## START
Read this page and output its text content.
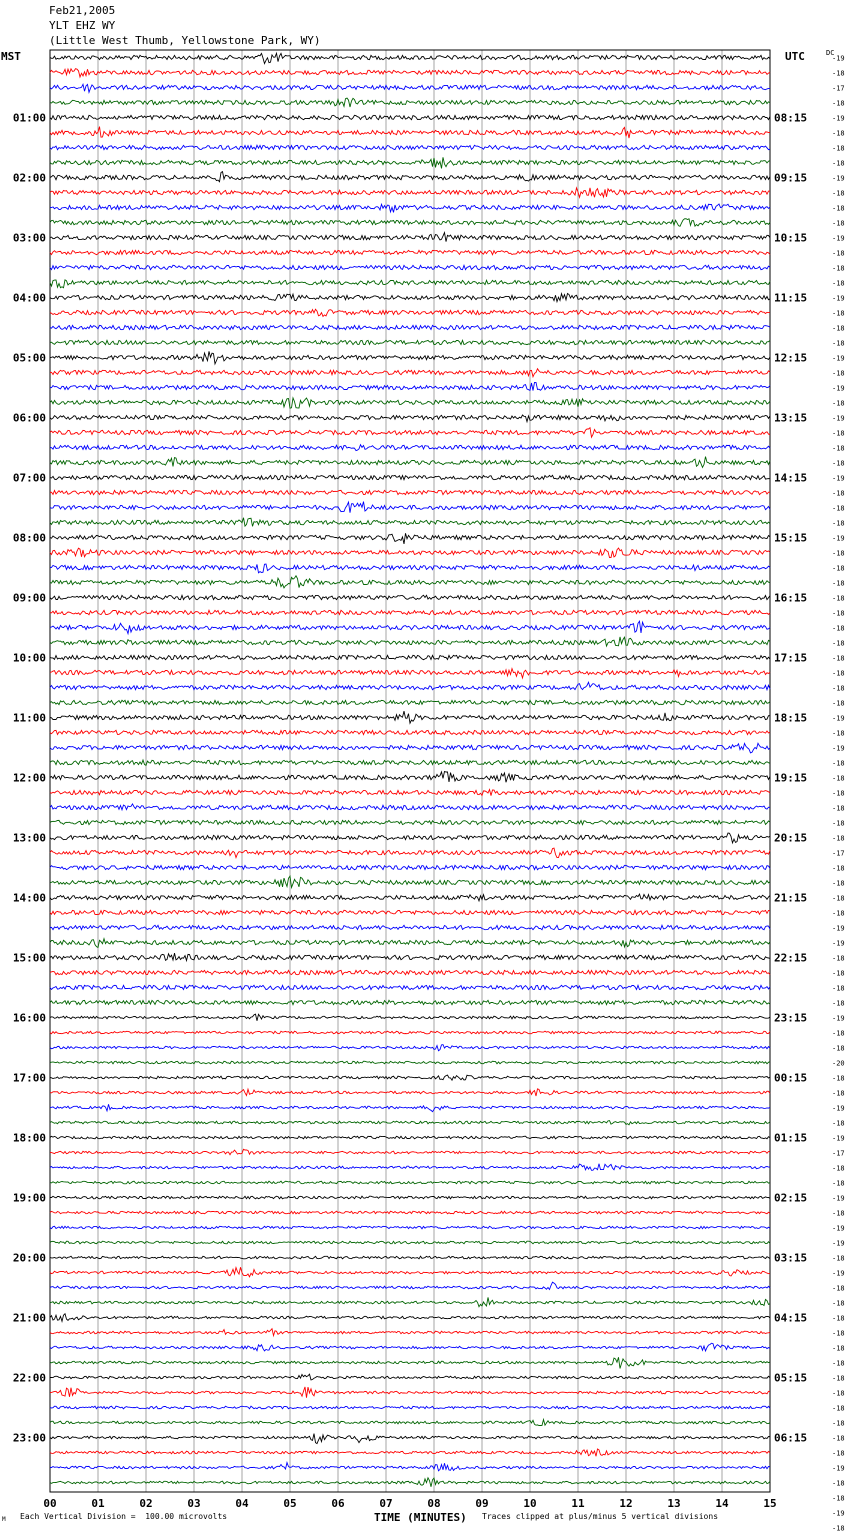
Feb21,2005
YLT EHZ WY
(Little West Thumb, Yellowstone Park, WY)
MST	UTC	DC
01:00
02:00
03:00
04:00
05:00
06:00
07:00
08:00
09:00
10:00
11:00
12:00
13:00
14:00
15:00
16:00
17:00
18:00
19:00
20:00
21:00
22:00
23:00
08:15
09:15
10:15
11:15
12:15
13:15
14:15
15:15
16:15
17:15
18:15
19:15
20:15
21:15
22:15
23:15
00:15
01:15
02:15
03:15
04:15
05:15
06:15
-19
-18
-17
-18
-19
-18
-18
-18
-19
-18
-18
-18
-19
-18
-18
-18
-19
-18
-18
-18
-19
-18
-19
-18
-19
-18
-18
-18
-19
-18
-18
-18
-19
-18
-18
-18
-18
-18
-18
-18
-18
-18
-18
-18
-19
-18
-19
-18
-18
-18
-18
-18
-18
-17
-18
-18
-18
-18
-19
-19
-18
-18
-18
-18
-19
-18
-18
-20
-18
-18
-19
-18
-19
-17
-18
-18
-19
-18
-19
-19
-18
-19
-18
-18
-18
-18
-18
-18
-18
-18
-18
-18
-18
-18
-19
-18
-18
-19
-18
00	01	02	03	04	05	06	07	08	09	10	11	12	13	14	15
M Each Vertical Division =  100.00 microvolts	TIME (MINUTES) Traces clipped at plus/minus 5 vertical divisions
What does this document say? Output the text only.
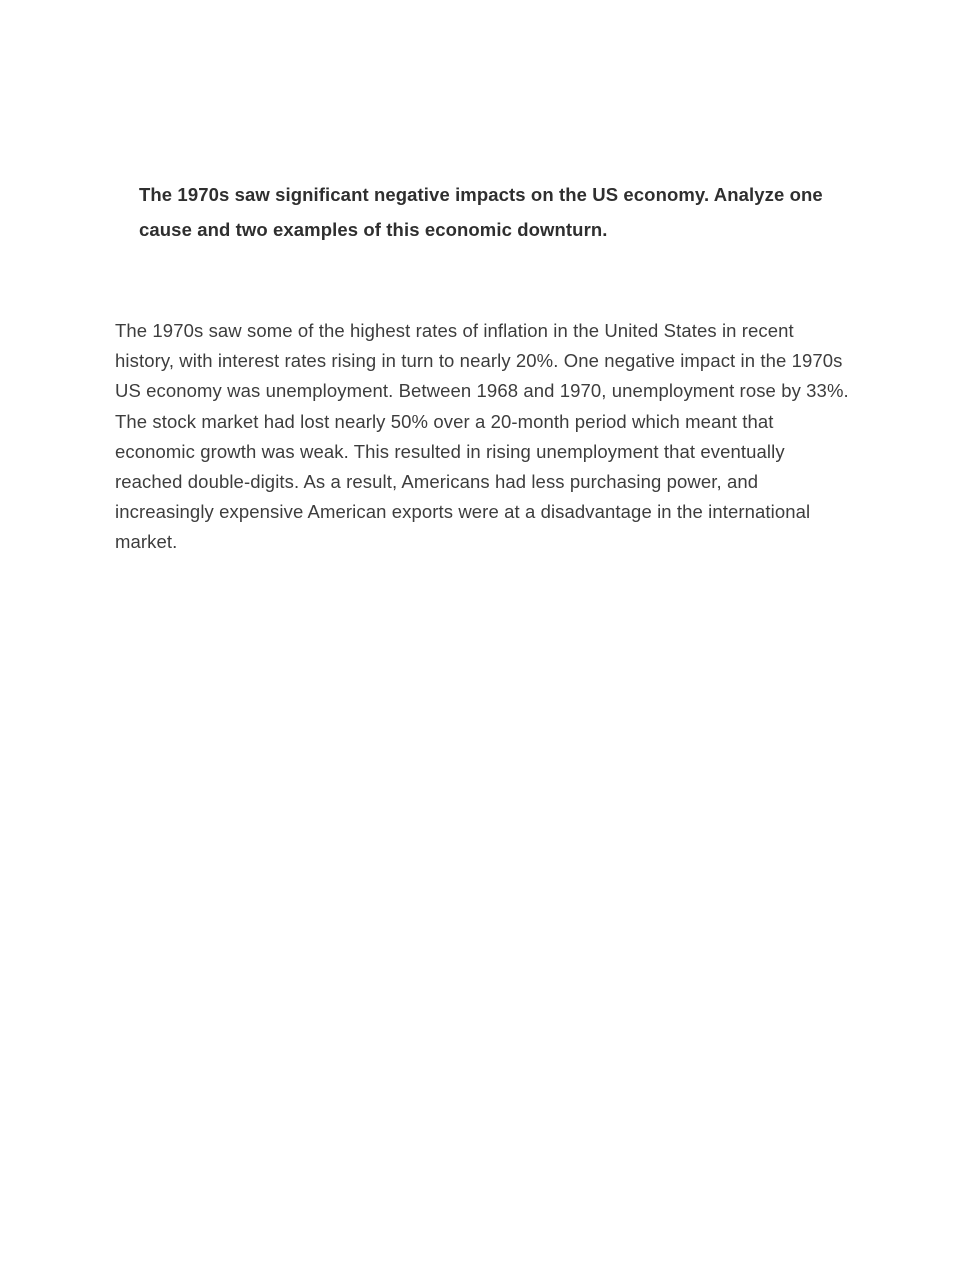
The 1970s saw significant negative impacts on the US economy. Analyze one cause and two examples of this economic downturn.

The 1970s saw some of the highest rates of inflation in the United States in recent history, with interest rates rising in turn to nearly 20%. One negative impact in the 1970s US economy was unemployment. Between 1968 and 1970, unemployment rose by 33%. The stock market had lost nearly 50% over a 20-month period which meant that economic growth was weak. This resulted in rising unemployment that eventually reached double-digits. As a result, Americans had less purchasing power, and increasingly expensive American exports were at a disadvantage in the international market.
## END
▸ **What the exercise asks**:
Filter the entries above down to the lines containing the word "negative".

▸ **Final answer**:
The 1970s saw significant negative impacts on the US economy. Analyze one cause and two examples of this economic downturn.
The 1970s saw some of the highest rates of inflation in the United States in recent history, with interest rates rising in turn to nearly 20%. One negative impact in the 1970s US economy was unemployment. Between 1968 and 1970, unemployment rose by 33%. The stock market had lost nearly 50% over a 20-month period which meant that economic growth was weak. This resulted in rising unemployment that eventually reached double-digits. As a result, Americans had less purchasing power, and increasingly expensive American exports were at a disadvantage in the international market.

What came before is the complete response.